Task statement:
Copy every line from the one containing "Parse this screenshot: output" through the last line of the records below, both included, and nothing else.
** START Supplied data **
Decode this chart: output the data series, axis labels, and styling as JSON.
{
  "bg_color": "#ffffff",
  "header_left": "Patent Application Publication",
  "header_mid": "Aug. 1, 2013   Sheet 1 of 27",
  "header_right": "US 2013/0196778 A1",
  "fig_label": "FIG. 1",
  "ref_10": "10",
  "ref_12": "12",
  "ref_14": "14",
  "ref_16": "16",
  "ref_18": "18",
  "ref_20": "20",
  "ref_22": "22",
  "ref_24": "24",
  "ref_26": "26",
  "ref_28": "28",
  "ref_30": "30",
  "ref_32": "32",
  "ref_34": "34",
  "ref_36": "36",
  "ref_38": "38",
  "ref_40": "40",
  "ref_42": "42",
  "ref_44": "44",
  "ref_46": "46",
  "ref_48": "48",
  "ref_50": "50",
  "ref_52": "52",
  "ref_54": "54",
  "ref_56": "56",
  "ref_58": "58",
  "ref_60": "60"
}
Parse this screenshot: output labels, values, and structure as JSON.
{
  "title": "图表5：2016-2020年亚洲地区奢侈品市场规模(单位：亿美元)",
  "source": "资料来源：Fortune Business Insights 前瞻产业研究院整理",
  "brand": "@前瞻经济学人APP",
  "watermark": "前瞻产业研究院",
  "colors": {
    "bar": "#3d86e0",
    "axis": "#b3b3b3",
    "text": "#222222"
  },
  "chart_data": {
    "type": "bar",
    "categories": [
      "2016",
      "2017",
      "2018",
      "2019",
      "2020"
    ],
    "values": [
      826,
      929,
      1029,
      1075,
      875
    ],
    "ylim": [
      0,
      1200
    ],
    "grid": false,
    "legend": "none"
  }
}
** END Supplied data **
Task solution:
Parse this screenshot: output labels, values, and structure as JSON.
{
  "title": "图表5：2016-2020年亚洲地区奢侈品市场规模(单位：亿美元)",
  "source": "资料来源：Fortune Business Insights 前瞻产业研究院整理",
  "brand": "@前瞻经济学人APP",
  "watermark": "前瞻产业研究院",
  "colors": {
    "bar": "#3d86e0",
    "axis": "#b3b3b3",
    "text": "#222222"
  },
  "chart_data": {
    "type": "bar",
    "categories": [
      "2016",
      "2017",
      "2018",
      "2019",
      "2020"
    ],
    "values": [
      826,
      929,
      1029,
      1075,
      875
    ],
    "ylim": [
      0,
      1200
    ],
    "grid": false,
    "legend": "none"
  }
}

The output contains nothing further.